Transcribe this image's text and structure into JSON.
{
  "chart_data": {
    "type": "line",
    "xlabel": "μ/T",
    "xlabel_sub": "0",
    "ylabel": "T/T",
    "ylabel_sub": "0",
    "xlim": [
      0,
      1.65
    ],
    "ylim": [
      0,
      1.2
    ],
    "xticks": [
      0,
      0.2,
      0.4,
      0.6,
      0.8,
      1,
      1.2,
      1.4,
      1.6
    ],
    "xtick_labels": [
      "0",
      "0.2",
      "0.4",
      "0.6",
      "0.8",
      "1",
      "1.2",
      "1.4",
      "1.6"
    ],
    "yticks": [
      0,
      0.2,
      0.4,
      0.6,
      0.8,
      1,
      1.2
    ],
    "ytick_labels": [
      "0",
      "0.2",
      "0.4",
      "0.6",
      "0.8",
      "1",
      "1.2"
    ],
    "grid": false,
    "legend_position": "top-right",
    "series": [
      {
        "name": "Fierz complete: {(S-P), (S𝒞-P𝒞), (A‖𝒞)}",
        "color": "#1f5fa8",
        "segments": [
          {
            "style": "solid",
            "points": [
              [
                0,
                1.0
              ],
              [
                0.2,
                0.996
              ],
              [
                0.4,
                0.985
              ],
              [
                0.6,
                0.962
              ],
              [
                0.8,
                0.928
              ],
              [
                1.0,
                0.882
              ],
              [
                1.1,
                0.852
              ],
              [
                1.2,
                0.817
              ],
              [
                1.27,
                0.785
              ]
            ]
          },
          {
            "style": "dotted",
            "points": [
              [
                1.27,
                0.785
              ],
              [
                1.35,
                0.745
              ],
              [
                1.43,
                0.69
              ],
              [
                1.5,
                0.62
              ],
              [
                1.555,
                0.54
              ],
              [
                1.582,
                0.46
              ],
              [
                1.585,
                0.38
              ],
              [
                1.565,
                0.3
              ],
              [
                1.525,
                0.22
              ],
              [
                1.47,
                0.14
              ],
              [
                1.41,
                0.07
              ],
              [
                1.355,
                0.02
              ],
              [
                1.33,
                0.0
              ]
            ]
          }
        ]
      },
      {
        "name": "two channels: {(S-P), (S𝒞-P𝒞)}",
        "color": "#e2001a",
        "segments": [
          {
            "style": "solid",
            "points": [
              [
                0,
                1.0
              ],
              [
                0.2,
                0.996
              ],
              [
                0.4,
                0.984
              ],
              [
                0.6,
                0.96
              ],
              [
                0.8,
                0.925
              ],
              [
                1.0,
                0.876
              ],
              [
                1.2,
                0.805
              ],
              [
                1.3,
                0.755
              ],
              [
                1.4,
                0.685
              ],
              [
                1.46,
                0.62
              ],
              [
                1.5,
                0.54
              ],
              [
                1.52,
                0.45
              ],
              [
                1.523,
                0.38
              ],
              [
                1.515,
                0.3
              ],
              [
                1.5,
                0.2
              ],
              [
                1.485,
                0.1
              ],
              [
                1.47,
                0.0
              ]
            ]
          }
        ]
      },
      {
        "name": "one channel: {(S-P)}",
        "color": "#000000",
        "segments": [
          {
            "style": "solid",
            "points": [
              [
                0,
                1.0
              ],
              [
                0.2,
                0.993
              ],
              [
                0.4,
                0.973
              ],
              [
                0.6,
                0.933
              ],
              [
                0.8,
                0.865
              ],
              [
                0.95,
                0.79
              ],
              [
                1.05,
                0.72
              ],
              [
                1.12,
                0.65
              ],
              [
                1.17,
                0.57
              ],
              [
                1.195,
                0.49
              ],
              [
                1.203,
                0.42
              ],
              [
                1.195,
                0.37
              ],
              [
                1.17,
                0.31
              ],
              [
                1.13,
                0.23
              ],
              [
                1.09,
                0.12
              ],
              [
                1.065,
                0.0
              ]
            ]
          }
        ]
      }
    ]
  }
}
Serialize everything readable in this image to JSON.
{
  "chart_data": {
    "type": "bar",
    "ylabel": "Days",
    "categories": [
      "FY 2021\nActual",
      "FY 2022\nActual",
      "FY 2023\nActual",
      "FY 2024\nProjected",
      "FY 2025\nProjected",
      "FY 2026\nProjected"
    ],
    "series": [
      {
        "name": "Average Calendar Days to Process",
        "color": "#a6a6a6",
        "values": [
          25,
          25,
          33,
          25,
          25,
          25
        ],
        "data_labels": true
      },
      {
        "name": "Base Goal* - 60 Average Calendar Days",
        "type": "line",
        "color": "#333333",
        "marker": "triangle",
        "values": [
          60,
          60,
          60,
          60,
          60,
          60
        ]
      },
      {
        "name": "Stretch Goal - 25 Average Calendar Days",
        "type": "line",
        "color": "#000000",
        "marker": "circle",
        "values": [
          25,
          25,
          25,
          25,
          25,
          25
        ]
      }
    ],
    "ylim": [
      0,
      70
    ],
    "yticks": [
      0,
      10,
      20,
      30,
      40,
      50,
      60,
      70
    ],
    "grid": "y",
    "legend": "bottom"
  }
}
────────────────
PROBLEM TO SOLVE: Each line with the string "color" in it needs to be found and copied.

TASK OUTPUT:
        "color": "#1f5fa8",
        "color": "#e2001a",
        "color": "#000000",
        "color": "#a6a6a6",
        "color": "#333333",
        "color": "#000000",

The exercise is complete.